■ **REQUEST**: Would you transcribe all of the data exactly, down to the last character?

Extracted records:
=====

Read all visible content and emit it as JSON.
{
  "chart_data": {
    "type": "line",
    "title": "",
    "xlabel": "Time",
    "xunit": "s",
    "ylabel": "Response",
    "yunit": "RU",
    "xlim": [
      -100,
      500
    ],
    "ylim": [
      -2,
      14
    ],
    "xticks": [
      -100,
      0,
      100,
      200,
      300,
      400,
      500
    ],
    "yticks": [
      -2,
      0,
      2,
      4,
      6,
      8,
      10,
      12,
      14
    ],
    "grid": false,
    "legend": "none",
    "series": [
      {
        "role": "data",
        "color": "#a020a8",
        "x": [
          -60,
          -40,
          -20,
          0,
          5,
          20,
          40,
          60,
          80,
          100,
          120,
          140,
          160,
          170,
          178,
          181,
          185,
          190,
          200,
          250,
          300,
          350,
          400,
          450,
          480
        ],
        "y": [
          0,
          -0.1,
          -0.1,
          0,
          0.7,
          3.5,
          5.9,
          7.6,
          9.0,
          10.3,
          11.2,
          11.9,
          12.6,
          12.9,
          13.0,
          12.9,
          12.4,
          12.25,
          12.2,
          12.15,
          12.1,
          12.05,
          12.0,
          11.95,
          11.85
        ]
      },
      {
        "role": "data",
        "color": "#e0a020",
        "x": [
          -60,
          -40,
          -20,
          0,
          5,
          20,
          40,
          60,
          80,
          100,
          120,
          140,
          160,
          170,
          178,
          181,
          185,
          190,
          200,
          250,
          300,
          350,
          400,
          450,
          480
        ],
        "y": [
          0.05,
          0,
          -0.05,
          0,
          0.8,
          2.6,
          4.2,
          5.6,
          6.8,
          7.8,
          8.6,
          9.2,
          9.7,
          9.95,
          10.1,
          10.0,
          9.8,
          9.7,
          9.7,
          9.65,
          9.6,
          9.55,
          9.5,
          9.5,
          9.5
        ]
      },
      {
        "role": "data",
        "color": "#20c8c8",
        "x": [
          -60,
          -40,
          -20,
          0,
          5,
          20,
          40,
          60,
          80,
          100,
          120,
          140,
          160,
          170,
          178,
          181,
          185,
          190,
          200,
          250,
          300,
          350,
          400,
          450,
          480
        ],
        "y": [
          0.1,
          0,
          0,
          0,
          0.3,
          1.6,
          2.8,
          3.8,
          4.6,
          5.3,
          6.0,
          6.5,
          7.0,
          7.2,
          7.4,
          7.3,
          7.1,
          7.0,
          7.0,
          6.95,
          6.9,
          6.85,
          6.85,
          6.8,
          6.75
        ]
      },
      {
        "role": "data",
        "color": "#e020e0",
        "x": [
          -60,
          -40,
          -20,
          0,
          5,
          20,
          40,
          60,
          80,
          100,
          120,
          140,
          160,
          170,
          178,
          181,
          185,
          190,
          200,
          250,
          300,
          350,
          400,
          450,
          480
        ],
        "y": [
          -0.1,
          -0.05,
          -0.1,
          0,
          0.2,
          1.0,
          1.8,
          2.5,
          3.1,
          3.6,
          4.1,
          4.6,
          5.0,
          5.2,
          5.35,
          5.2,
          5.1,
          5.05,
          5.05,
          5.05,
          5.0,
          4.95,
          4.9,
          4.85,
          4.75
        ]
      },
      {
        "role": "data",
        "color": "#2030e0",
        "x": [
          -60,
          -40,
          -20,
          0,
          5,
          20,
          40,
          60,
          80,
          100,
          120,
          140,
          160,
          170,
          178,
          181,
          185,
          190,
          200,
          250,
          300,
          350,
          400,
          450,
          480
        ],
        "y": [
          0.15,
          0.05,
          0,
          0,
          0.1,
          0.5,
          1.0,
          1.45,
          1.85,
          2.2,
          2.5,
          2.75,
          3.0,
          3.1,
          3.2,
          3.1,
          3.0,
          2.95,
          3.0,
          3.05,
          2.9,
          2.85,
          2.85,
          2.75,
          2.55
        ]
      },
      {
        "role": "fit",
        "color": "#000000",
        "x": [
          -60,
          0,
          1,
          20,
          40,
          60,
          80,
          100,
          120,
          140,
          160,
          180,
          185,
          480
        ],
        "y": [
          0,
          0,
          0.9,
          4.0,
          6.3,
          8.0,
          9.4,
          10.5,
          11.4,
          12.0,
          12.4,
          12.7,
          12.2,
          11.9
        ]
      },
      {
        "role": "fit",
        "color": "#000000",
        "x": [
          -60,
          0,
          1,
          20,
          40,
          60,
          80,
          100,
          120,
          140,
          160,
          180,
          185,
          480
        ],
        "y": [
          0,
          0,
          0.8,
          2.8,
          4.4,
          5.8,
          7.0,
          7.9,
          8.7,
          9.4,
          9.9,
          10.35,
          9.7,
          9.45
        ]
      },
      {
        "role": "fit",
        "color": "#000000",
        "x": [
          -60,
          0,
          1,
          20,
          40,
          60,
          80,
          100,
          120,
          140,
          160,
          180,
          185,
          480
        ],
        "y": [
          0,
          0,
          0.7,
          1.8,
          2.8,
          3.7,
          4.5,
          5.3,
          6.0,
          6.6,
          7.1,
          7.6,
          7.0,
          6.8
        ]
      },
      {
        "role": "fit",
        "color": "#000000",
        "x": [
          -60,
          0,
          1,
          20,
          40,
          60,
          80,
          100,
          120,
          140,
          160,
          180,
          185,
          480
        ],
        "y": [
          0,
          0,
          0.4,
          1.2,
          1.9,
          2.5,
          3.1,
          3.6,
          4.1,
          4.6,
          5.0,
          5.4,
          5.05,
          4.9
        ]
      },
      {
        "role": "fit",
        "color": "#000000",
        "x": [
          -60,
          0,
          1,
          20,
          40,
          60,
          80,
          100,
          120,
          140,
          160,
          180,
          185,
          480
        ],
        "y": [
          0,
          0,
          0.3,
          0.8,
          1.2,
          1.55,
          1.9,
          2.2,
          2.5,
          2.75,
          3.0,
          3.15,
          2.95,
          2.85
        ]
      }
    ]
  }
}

=====

■ **THE OUTPUT**:
Read all visible content and emit it as JSON.
{
  "chart_data": {
    "type": "line",
    "title": "",
    "xlabel": "Time",
    "xunit": "s",
    "ylabel": "Response",
    "yunit": "RU",
    "xlim": [
      -100,
      500
    ],
    "ylim": [
      -2,
      14
    ],
    "xticks": [
      -100,
      0,
      100,
      200,
      300,
      400,
      500
    ],
    "yticks": [
      -2,
      0,
      2,
      4,
      6,
      8,
      10,
      12,
      14
    ],
    "grid": false,
    "legend": "none",
    "series": [
      {
        "role": "data",
        "color": "#a020a8",
        "x": [
          -60,
          -40,
          -20,
          0,
          5,
          20,
          40,
          60,
          80,
          100,
          120,
          140,
          160,
          170,
          178,
          181,
          185,
          190,
          200,
          250,
          300,
          350,
          400,
          450,
          480
        ],
        "y": [
          0,
          -0.1,
          -0.1,
          0,
          0.7,
          3.5,
          5.9,
          7.6,
          9.0,
          10.3,
          11.2,
          11.9,
          12.6,
          12.9,
          13.0,
          12.9,
          12.4,
          12.25,
          12.2,
          12.15,
          12.1,
          12.05,
          12.0,
          11.95,
          11.85
        ]
      },
      {
        "role": "data",
        "color": "#e0a020",
        "x": [
          -60,
          -40,
          -20,
          0,
          5,
          20,
          40,
          60,
          80,
          100,
          120,
          140,
          160,
          170,
          178,
          181,
          185,
          190,
          200,
          250,
          300,
          350,
          400,
          450,
          480
        ],
        "y": [
          0.05,
          0,
          -0.05,
          0,
          0.8,
          2.6,
          4.2,
          5.6,
          6.8,
          7.8,
          8.6,
          9.2,
          9.7,
          9.95,
          10.1,
          10.0,
          9.8,
          9.7,
          9.7,
          9.65,
          9.6,
          9.55,
          9.5,
          9.5,
          9.5
        ]
      },
      {
        "role": "data",
        "color": "#20c8c8",
        "x": [
          -60,
          -40,
          -20,
          0,
          5,
          20,
          40,
          60,
          80,
          100,
          120,
          140,
          160,
          170,
          178,
          181,
          185,
          190,
          200,
          250,
          300,
          350,
          400,
          450,
          480
        ],
        "y": [
          0.1,
          0,
          0,
          0,
          0.3,
          1.6,
          2.8,
          3.8,
          4.6,
          5.3,
          6.0,
          6.5,
          7.0,
          7.2,
          7.4,
          7.3,
          7.1,
          7.0,
          7.0,
          6.95,
          6.9,
          6.85,
          6.85,
          6.8,
          6.75
        ]
      },
      {
        "role": "data",
        "color": "#e020e0",
        "x": [
          -60,
          -40,
          -20,
          0,
          5,
          20,
          40,
          60,
          80,
          100,
          120,
          140,
          160,
          170,
          178,
          181,
          185,
          190,
          200,
          250,
          300,
          350,
          400,
          450,
          480
        ],
        "y": [
          -0.1,
          -0.05,
          -0.1,
          0,
          0.2,
          1.0,
          1.8,
          2.5,
          3.1,
          3.6,
          4.1,
          4.6,
          5.0,
          5.2,
          5.35,
          5.2,
          5.1,
          5.05,
          5.05,
          5.05,
          5.0,
          4.95,
          4.9,
          4.85,
          4.75
        ]
      },
      {
        "role": "data",
        "color": "#2030e0",
        "x": [
          -60,
          -40,
          -20,
          0,
          5,
          20,
          40,
          60,
          80,
          100,
          120,
          140,
          160,
          170,
          178,
          181,
          185,
          190,
          200,
          250,
          300,
          350,
          400,
          450,
          480
        ],
        "y": [
          0.15,
          0.05,
          0,
          0,
          0.1,
          0.5,
          1.0,
          1.45,
          1.85,
          2.2,
          2.5,
          2.75,
          3.0,
          3.1,
          3.2,
          3.1,
          3.0,
          2.95,
          3.0,
          3.05,
          2.9,
          2.85,
          2.85,
          2.75,
          2.55
        ]
      },
      {
        "role": "fit",
        "color": "#000000",
        "x": [
          -60,
          0,
          1,
          20,
          40,
          60,
          80,
          100,
          120,
          140,
          160,
          180,
          185,
          480
        ],
        "y": [
          0,
          0,
          0.9,
          4.0,
          6.3,
          8.0,
          9.4,
          10.5,
          11.4,
          12.0,
          12.4,
          12.7,
          12.2,
          11.9
        ]
      },
      {
        "role": "fit",
        "color": "#000000",
        "x": [
          -60,
          0,
          1,
          20,
          40,
          60,
          80,
          100,
          120,
          140,
          160,
          180,
          185,
          480
        ],
        "y": [
          0,
          0,
          0.8,
          2.8,
          4.4,
          5.8,
          7.0,
          7.9,
          8.7,
          9.4,
          9.9,
          10.35,
          9.7,
          9.45
        ]
      },
      {
        "role": "fit",
        "color": "#000000",
        "x": [
          -60,
          0,
          1,
          20,
          40,
          60,
          80,
          100,
          120,
          140,
          160,
          180,
          185,
          480
        ],
        "y": [
          0,
          0,
          0.7,
          1.8,
          2.8,
          3.7,
          4.5,
          5.3,
          6.0,
          6.6,
          7.1,
          7.6,
          7.0,
          6.8
        ]
      },
      {
        "role": "fit",
        "color": "#000000",
        "x": [
          -60,
          0,
          1,
          20,
          40,
          60,
          80,
          100,
          120,
          140,
          160,
          180,
          185,
          480
        ],
        "y": [
          0,
          0,
          0.4,
          1.2,
          1.9,
          2.5,
          3.1,
          3.6,
          4.1,
          4.6,
          5.0,
          5.4,
          5.05,
          4.9
        ]
      },
      {
        "role": "fit",
        "color": "#000000",
        "x": [
          -60,
          0,
          1,
          20,
          40,
          60,
          80,
          100,
          120,
          140,
          160,
          180,
          185,
          480
        ],
        "y": [
          0,
          0,
          0.3,
          0.8,
          1.2,
          1.55,
          1.9,
          2.2,
          2.5,
          2.75,
          3.0,
          3.15,
          2.95,
          2.85
        ]
      }
    ]
  }
}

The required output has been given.